- [Task directions] Output all the entries word for word. Omit the pictures.

- [Provided data]

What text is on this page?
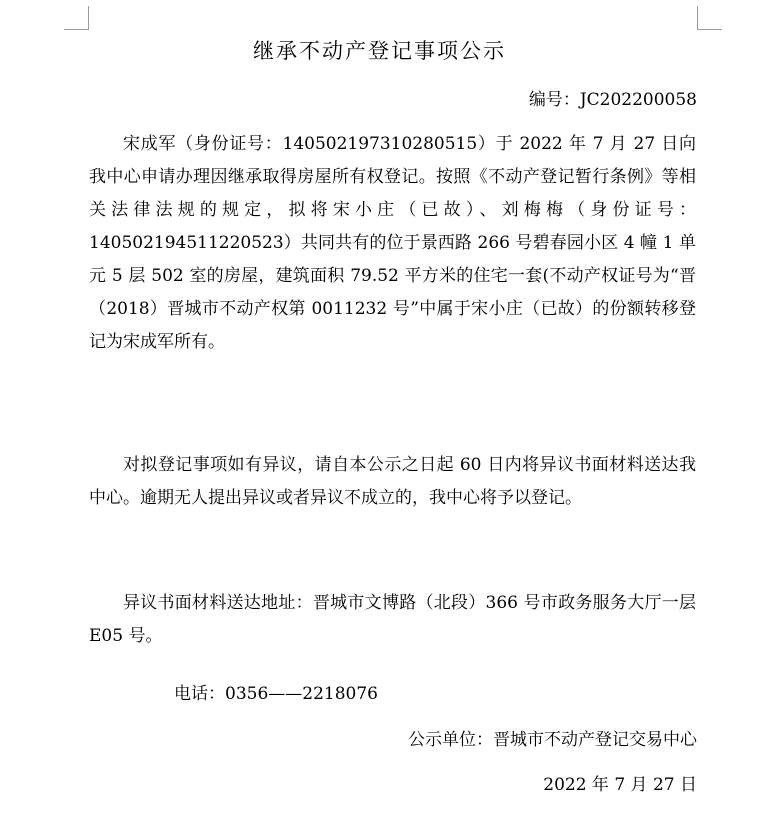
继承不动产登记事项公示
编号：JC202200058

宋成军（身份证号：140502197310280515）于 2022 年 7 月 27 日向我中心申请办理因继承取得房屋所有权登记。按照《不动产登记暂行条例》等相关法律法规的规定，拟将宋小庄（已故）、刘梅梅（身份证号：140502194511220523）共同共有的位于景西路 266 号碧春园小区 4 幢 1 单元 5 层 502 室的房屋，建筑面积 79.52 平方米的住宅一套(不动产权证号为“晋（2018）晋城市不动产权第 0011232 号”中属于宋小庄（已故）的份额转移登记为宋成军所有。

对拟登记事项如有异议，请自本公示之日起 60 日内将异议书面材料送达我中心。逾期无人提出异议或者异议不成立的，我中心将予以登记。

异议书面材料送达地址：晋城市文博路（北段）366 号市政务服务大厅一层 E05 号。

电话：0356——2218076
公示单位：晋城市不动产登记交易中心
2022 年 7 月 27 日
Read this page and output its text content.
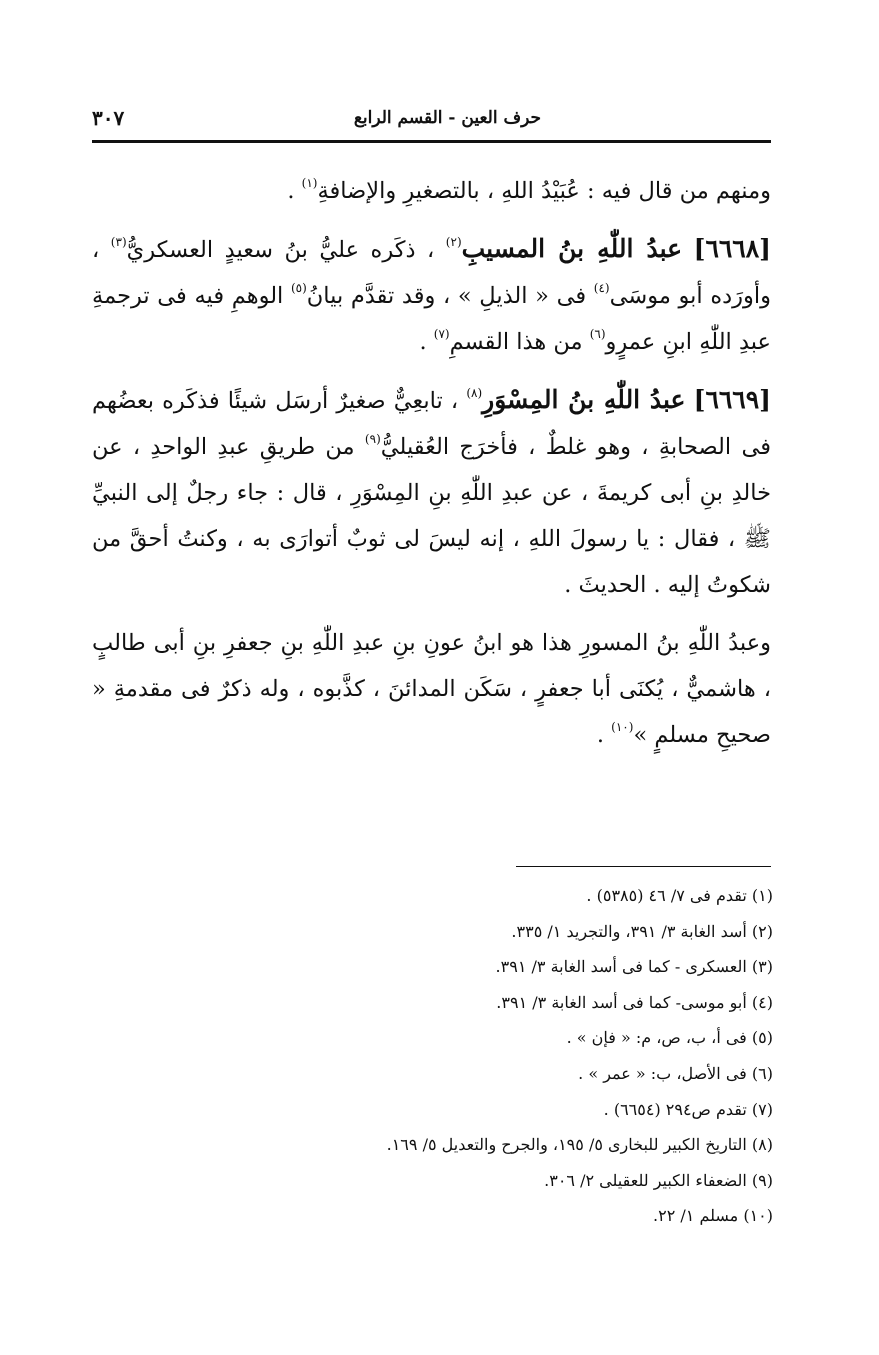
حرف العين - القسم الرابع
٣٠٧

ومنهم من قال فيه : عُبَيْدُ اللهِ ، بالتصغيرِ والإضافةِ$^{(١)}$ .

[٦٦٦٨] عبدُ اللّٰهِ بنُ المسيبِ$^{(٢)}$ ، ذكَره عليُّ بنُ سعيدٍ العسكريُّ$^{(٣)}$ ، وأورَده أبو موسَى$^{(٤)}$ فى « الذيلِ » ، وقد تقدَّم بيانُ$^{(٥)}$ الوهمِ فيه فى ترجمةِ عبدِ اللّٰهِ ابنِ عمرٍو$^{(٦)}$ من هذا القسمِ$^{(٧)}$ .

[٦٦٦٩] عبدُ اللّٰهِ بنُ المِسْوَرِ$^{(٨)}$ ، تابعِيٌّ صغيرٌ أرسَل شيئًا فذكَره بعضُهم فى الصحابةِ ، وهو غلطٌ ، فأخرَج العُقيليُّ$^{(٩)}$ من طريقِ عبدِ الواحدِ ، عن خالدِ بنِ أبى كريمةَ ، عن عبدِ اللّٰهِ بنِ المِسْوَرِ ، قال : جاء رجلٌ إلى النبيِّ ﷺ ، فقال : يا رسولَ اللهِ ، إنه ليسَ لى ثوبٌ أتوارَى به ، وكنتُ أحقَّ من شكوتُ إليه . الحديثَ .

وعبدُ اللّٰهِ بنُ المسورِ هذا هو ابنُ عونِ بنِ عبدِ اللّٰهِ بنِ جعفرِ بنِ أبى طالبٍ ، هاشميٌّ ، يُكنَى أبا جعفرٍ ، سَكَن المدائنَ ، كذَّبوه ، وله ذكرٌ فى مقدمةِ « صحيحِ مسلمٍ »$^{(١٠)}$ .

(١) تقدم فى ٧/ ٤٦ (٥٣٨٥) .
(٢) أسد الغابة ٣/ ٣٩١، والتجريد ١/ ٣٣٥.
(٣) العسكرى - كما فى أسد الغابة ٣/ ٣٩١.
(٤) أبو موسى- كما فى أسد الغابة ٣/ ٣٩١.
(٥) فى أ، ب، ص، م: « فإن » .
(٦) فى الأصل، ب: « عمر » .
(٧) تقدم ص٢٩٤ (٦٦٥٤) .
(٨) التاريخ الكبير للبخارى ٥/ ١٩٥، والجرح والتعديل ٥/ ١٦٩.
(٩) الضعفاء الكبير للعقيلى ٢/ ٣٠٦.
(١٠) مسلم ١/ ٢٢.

- [Exercise result]
What text is on this page?
继承不动产登记事项公示
编号：JC202200058

宋成军（身份证号：140502197310280515）于 2022 年 7 月 27 日向我中心申请办理因继承取得房屋所有权登记。按照《不动产登记暂行条例》等相关法律法规的规定，拟将宋小庄（已故）、刘梅梅（身份证号：140502194511220523）共同共有的位于景西路 266 号碧春园小区 4 幢 1 单元 5 层 502 室的房屋，建筑面积 79.52 平方米的住宅一套(不动产权证号为“晋（2018）晋城市不动产权第 0011232 号”中属于宋小庄（已故）的份额转移登记为宋成军所有。

对拟登记事项如有异议，请自本公示之日起 60 日内将异议书面材料送达我中心。逾期无人提出异议或者异议不成立的，我中心将予以登记。

异议书面材料送达地址：晋城市文博路（北段）366 号市政务服务大厅一层 E05 号。

电话：0356——2218076
公示单位：晋城市不动产登记交易中心
2022 年 7 月 27 日
Read this page and output its text content.
حرف العين - القسم الرابع
٣٠٧

ومنهم من قال فيه : عُبَيْدُ اللهِ ، بالتصغيرِ والإضافةِ$^{(١)}$ .

[٦٦٦٨] عبدُ اللّٰهِ بنُ المسيبِ$^{(٢)}$ ، ذكَره عليُّ بنُ سعيدٍ العسكريُّ$^{(٣)}$ ، وأورَده أبو موسَى$^{(٤)}$ فى « الذيلِ » ، وقد تقدَّم بيانُ$^{(٥)}$ الوهمِ فيه فى ترجمةِ عبدِ اللّٰهِ ابنِ عمرٍو$^{(٦)}$ من هذا القسمِ$^{(٧)}$ .

[٦٦٦٩] عبدُ اللّٰهِ بنُ المِسْوَرِ$^{(٨)}$ ، تابعِيٌّ صغيرٌ أرسَل شيئًا فذكَره بعضُهم فى الصحابةِ ، وهو غلطٌ ، فأخرَج العُقيليُّ$^{(٩)}$ من طريقِ عبدِ الواحدِ ، عن خالدِ بنِ أبى كريمةَ ، عن عبدِ اللّٰهِ بنِ المِسْوَرِ ، قال : جاء رجلٌ إلى النبيِّ ﷺ ، فقال : يا رسولَ اللهِ ، إنه ليسَ لى ثوبٌ أتوارَى به ، وكنتُ أحقَّ من شكوتُ إليه . الحديثَ .

وعبدُ اللّٰهِ بنُ المسورِ هذا هو ابنُ عونِ بنِ عبدِ اللّٰهِ بنِ جعفرِ بنِ أبى طالبٍ ، هاشميٌّ ، يُكنَى أبا جعفرٍ ، سَكَن المدائنَ ، كذَّبوه ، وله ذكرٌ فى مقدمةِ « صحيحِ مسلمٍ »$^{(١٠)}$ .

(١) تقدم فى ٧/ ٤٦ (٥٣٨٥) .
(٢) أسد الغابة ٣/ ٣٩١، والتجريد ١/ ٣٣٥.
(٣) العسكرى - كما فى أسد الغابة ٣/ ٣٩١.
(٤) أبو موسى- كما فى أسد الغابة ٣/ ٣٩١.
(٥) فى أ، ب، ص، م: « فإن » .
(٦) فى الأصل، ب: « عمر » .
(٧) تقدم ص٢٩٤ (٦٦٥٤) .
(٨) التاريخ الكبير للبخارى ٥/ ١٩٥، والجرح والتعديل ٥/ ١٦٩.
(٩) الضعفاء الكبير للعقيلى ٢/ ٣٠٦.
(١٠) مسلم ١/ ٢٢.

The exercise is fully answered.